### Figure collection entries
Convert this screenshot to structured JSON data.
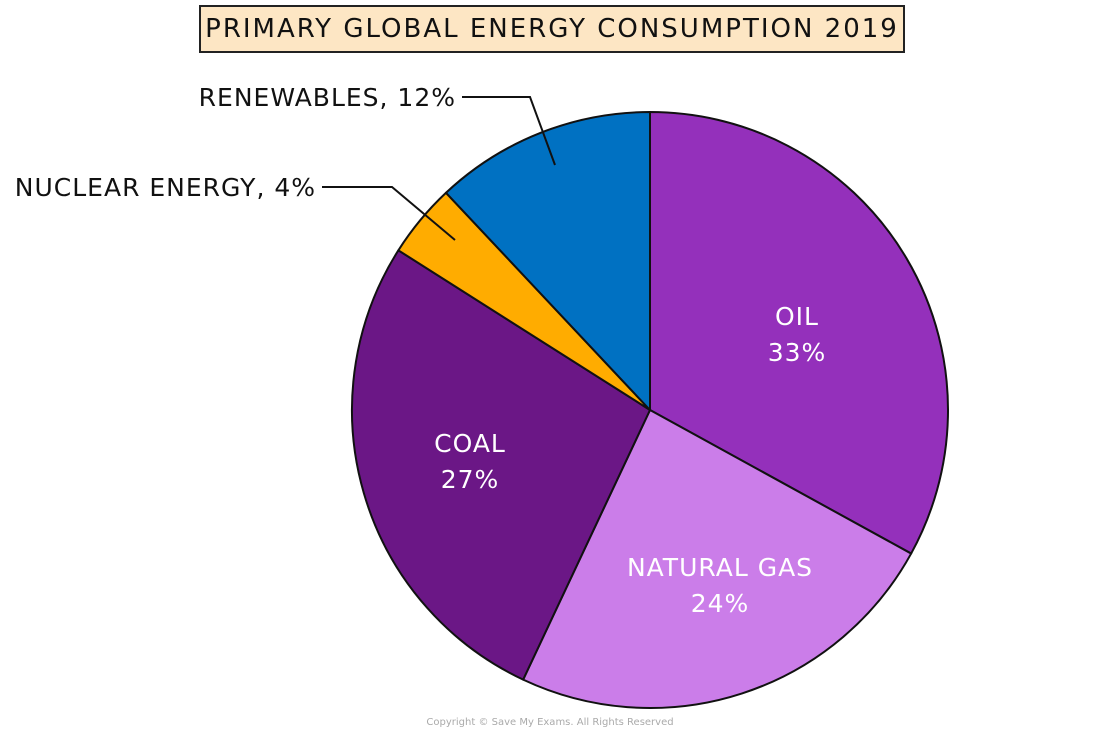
{
  "chart_data": {
    "type": "pie",
    "title": "PRIMARY GLOBAL ENERGY CONSUMPTION 2019",
    "start": "top",
    "direction": "clockwise",
    "slices": [
      {
        "name": "OIL",
        "value": 33,
        "label": "33%",
        "color": "#9430bb"
      },
      {
        "name": "NATURAL GAS",
        "value": 24,
        "label": "24%",
        "color": "#cb7de9"
      },
      {
        "name": "COAL",
        "value": 27,
        "label": "27%",
        "color": "#6b1786"
      },
      {
        "name": "NUCLEAR ENERGY",
        "value": 4,
        "label": "NUCLEAR ENERGY, 4%",
        "color": "#ffac00"
      },
      {
        "name": "RENEWABLES",
        "value": 12,
        "label": "RENEWABLES, 12%",
        "color": "#0071c2"
      }
    ]
  },
  "copyright": "Copyright © Save My Exams. All Rights Reserved"
}
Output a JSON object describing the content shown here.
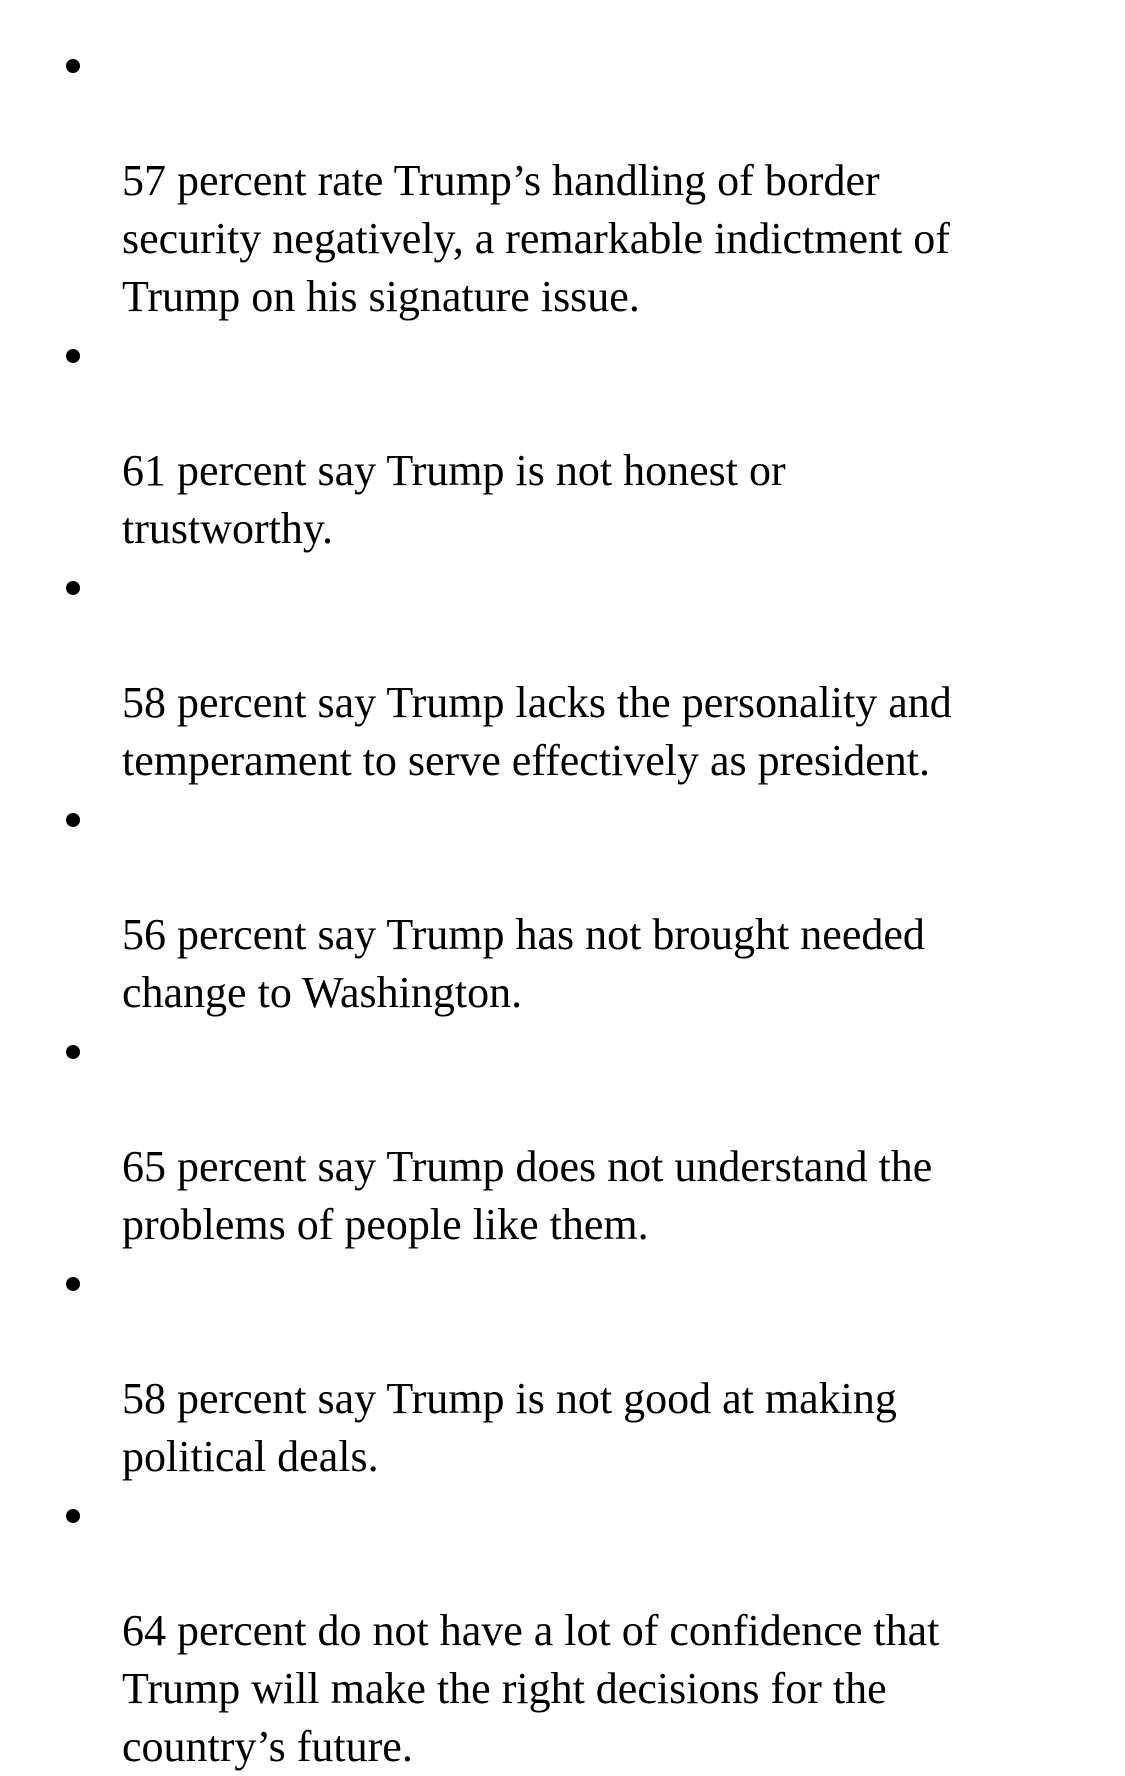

### Exercise prompt
Make an exact copy of the whole listing, but don't bring over any pictures.

### Solution to this task
Convert this screenshot to structured JSON data.
{
  "chart_data": {
    "type": "pie",
    "title": "PRIMARY GLOBAL ENERGY CONSUMPTION 2019",
    "start": "top",
    "direction": "clockwise",
    "slices": [
      {
        "name": "OIL",
        "value": 33,
        "label": "33%",
        "color": "#9430bb"
      },
      {
        "name": "NATURAL GAS",
        "value": 24,
        "label": "24%",
        "color": "#cb7de9"
      },
      {
        "name": "COAL",
        "value": 27,
        "label": "27%",
        "color": "#6b1786"
      },
      {
        "name": "NUCLEAR ENERGY",
        "value": 4,
        "label": "NUCLEAR ENERGY, 4%",
        "color": "#ffac00"
      },
      {
        "name": "RENEWABLES",
        "value": 12,
        "label": "RENEWABLES, 12%",
        "color": "#0071c2"
      }
    ]
  },
  "copyright": "Copyright © Save My Exams. All Rights Reserved"
}
Output a JSON object describing the content shown here.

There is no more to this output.